INSTRUCTION: Print all the records exactly, please.

SUPPLIED DATA:
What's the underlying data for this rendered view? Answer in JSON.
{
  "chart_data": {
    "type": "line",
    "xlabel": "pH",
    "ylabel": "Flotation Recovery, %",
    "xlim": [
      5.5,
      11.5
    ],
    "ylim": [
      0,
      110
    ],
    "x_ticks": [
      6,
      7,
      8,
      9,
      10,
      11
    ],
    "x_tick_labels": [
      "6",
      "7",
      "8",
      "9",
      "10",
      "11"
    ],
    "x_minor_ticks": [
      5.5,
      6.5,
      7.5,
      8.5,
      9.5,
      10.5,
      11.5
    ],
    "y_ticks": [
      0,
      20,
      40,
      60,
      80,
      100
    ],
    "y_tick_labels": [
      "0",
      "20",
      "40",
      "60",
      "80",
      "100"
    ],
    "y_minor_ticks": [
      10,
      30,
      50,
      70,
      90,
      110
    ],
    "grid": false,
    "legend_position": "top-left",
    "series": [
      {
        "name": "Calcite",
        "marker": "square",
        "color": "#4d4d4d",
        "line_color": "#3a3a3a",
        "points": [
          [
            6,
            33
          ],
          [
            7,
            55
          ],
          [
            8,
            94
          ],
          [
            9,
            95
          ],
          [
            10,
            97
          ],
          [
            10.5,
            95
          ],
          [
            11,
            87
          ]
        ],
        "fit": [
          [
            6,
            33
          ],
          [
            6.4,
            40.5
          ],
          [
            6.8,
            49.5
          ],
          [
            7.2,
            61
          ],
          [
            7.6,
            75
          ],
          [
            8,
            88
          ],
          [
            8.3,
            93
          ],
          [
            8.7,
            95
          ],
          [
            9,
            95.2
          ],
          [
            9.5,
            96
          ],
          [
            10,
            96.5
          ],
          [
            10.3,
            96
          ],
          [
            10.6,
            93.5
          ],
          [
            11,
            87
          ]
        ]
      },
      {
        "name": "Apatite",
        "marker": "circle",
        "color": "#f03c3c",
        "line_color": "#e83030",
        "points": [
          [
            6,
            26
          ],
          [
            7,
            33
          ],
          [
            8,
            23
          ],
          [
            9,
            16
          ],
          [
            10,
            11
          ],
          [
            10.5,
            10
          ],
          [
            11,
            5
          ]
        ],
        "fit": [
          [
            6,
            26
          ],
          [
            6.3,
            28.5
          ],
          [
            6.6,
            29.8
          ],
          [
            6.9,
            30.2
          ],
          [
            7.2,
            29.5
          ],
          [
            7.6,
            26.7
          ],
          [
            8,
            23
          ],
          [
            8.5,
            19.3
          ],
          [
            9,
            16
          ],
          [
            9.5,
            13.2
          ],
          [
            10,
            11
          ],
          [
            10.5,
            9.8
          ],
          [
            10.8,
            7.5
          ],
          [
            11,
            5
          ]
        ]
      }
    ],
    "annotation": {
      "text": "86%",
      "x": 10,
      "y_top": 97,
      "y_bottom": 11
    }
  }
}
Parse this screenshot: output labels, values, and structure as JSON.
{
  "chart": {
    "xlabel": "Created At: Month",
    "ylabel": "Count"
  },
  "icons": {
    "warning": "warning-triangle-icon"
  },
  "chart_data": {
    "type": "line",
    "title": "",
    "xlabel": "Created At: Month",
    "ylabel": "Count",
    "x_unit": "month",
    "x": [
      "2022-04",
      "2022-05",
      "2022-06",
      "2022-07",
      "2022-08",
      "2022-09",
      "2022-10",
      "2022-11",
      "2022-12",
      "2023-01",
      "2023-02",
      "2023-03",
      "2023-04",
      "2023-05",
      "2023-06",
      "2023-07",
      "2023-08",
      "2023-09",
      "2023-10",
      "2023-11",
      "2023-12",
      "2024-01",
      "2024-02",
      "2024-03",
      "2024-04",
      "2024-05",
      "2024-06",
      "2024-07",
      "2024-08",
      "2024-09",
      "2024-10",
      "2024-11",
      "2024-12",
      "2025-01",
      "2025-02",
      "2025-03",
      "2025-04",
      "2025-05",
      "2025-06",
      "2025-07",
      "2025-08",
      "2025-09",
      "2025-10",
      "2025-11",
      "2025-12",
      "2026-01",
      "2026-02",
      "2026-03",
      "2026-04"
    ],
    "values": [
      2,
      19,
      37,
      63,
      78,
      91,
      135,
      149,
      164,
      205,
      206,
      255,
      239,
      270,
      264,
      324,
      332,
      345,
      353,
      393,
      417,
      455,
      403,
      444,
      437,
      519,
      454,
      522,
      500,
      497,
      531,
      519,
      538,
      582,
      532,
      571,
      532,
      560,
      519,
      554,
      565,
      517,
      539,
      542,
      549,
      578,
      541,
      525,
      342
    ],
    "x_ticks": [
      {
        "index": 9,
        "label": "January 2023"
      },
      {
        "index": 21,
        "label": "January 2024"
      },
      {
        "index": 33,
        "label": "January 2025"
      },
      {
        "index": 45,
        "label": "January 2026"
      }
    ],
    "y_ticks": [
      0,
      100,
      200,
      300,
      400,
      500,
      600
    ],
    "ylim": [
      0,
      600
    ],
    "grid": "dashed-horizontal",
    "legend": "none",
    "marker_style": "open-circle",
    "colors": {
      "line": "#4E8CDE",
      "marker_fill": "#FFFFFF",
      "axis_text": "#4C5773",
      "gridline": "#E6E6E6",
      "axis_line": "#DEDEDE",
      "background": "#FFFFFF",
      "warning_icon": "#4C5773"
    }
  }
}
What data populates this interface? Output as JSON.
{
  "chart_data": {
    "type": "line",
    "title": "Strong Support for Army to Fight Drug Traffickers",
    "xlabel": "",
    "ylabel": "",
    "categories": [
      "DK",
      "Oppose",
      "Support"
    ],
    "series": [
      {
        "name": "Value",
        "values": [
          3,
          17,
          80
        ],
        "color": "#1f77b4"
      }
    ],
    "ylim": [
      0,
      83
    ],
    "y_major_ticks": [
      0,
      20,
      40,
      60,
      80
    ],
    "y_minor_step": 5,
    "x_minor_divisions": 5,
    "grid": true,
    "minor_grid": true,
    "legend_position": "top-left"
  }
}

TASK RESULT:
What's the underlying data for this rendered view? Answer in JSON.
{
  "chart_data": {
    "type": "line",
    "xlabel": "pH",
    "ylabel": "Flotation Recovery, %",
    "xlim": [
      5.5,
      11.5
    ],
    "ylim": [
      0,
      110
    ],
    "x_ticks": [
      6,
      7,
      8,
      9,
      10,
      11
    ],
    "x_tick_labels": [
      "6",
      "7",
      "8",
      "9",
      "10",
      "11"
    ],
    "x_minor_ticks": [
      5.5,
      6.5,
      7.5,
      8.5,
      9.5,
      10.5,
      11.5
    ],
    "y_ticks": [
      0,
      20,
      40,
      60,
      80,
      100
    ],
    "y_tick_labels": [
      "0",
      "20",
      "40",
      "60",
      "80",
      "100"
    ],
    "y_minor_ticks": [
      10,
      30,
      50,
      70,
      90,
      110
    ],
    "grid": false,
    "legend_position": "top-left",
    "series": [
      {
        "name": "Calcite",
        "marker": "square",
        "color": "#4d4d4d",
        "line_color": "#3a3a3a",
        "points": [
          [
            6,
            33
          ],
          [
            7,
            55
          ],
          [
            8,
            94
          ],
          [
            9,
            95
          ],
          [
            10,
            97
          ],
          [
            10.5,
            95
          ],
          [
            11,
            87
          ]
        ],
        "fit": [
          [
            6,
            33
          ],
          [
            6.4,
            40.5
          ],
          [
            6.8,
            49.5
          ],
          [
            7.2,
            61
          ],
          [
            7.6,
            75
          ],
          [
            8,
            88
          ],
          [
            8.3,
            93
          ],
          [
            8.7,
            95
          ],
          [
            9,
            95.2
          ],
          [
            9.5,
            96
          ],
          [
            10,
            96.5
          ],
          [
            10.3,
            96
          ],
          [
            10.6,
            93.5
          ],
          [
            11,
            87
          ]
        ]
      },
      {
        "name": "Apatite",
        "marker": "circle",
        "color": "#f03c3c",
        "line_color": "#e83030",
        "points": [
          [
            6,
            26
          ],
          [
            7,
            33
          ],
          [
            8,
            23
          ],
          [
            9,
            16
          ],
          [
            10,
            11
          ],
          [
            10.5,
            10
          ],
          [
            11,
            5
          ]
        ],
        "fit": [
          [
            6,
            26
          ],
          [
            6.3,
            28.5
          ],
          [
            6.6,
            29.8
          ],
          [
            6.9,
            30.2
          ],
          [
            7.2,
            29.5
          ],
          [
            7.6,
            26.7
          ],
          [
            8,
            23
          ],
          [
            8.5,
            19.3
          ],
          [
            9,
            16
          ],
          [
            9.5,
            13.2
          ],
          [
            10,
            11
          ],
          [
            10.5,
            9.8
          ],
          [
            10.8,
            7.5
          ],
          [
            11,
            5
          ]
        ]
      }
    ],
    "annotation": {
      "text": "86%",
      "x": 10,
      "y_top": 97,
      "y_bottom": 11
    }
  }
}
Parse this screenshot: output labels, values, and structure as JSON.
{
  "chart": {
    "xlabel": "Created At: Month",
    "ylabel": "Count"
  },
  "icons": {
    "warning": "warning-triangle-icon"
  },
  "chart_data": {
    "type": "line",
    "title": "",
    "xlabel": "Created At: Month",
    "ylabel": "Count",
    "x_unit": "month",
    "x": [
      "2022-04",
      "2022-05",
      "2022-06",
      "2022-07",
      "2022-08",
      "2022-09",
      "2022-10",
      "2022-11",
      "2022-12",
      "2023-01",
      "2023-02",
      "2023-03",
      "2023-04",
      "2023-05",
      "2023-06",
      "2023-07",
      "2023-08",
      "2023-09",
      "2023-10",
      "2023-11",
      "2023-12",
      "2024-01",
      "2024-02",
      "2024-03",
      "2024-04",
      "2024-05",
      "2024-06",
      "2024-07",
      "2024-08",
      "2024-09",
      "2024-10",
      "2024-11",
      "2024-12",
      "2025-01",
      "2025-02",
      "2025-03",
      "2025-04",
      "2025-05",
      "2025-06",
      "2025-07",
      "2025-08",
      "2025-09",
      "2025-10",
      "2025-11",
      "2025-12",
      "2026-01",
      "2026-02",
      "2026-03",
      "2026-04"
    ],
    "values": [
      2,
      19,
      37,
      63,
      78,
      91,
      135,
      149,
      164,
      205,
      206,
      255,
      239,
      270,
      264,
      324,
      332,
      345,
      353,
      393,
      417,
      455,
      403,
      444,
      437,
      519,
      454,
      522,
      500,
      497,
      531,
      519,
      538,
      582,
      532,
      571,
      532,
      560,
      519,
      554,
      565,
      517,
      539,
      542,
      549,
      578,
      541,
      525,
      342
    ],
    "x_ticks": [
      {
        "index": 9,
        "label": "January 2023"
      },
      {
        "index": 21,
        "label": "January 2024"
      },
      {
        "index": 33,
        "label": "January 2025"
      },
      {
        "index": 45,
        "label": "January 2026"
      }
    ],
    "y_ticks": [
      0,
      100,
      200,
      300,
      400,
      500,
      600
    ],
    "ylim": [
      0,
      600
    ],
    "grid": "dashed-horizontal",
    "legend": "none",
    "marker_style": "open-circle",
    "colors": {
      "line": "#4E8CDE",
      "marker_fill": "#FFFFFF",
      "axis_text": "#4C5773",
      "gridline": "#E6E6E6",
      "axis_line": "#DEDEDE",
      "background": "#FFFFFF",
      "warning_icon": "#4C5773"
    }
  }
}
What data populates this interface? Output as JSON.
{
  "chart_data": {
    "type": "line",
    "title": "Strong Support for Army to Fight Drug Traffickers",
    "xlabel": "",
    "ylabel": "",
    "categories": [
      "DK",
      "Oppose",
      "Support"
    ],
    "series": [
      {
        "name": "Value",
        "values": [
          3,
          17,
          80
        ],
        "color": "#1f77b4"
      }
    ],
    "ylim": [
      0,
      83
    ],
    "y_major_ticks": [
      0,
      20,
      40,
      60,
      80
    ],
    "y_minor_step": 5,
    "x_minor_divisions": 5,
    "grid": true,
    "minor_grid": true,
    "legend_position": "top-left"
  }
}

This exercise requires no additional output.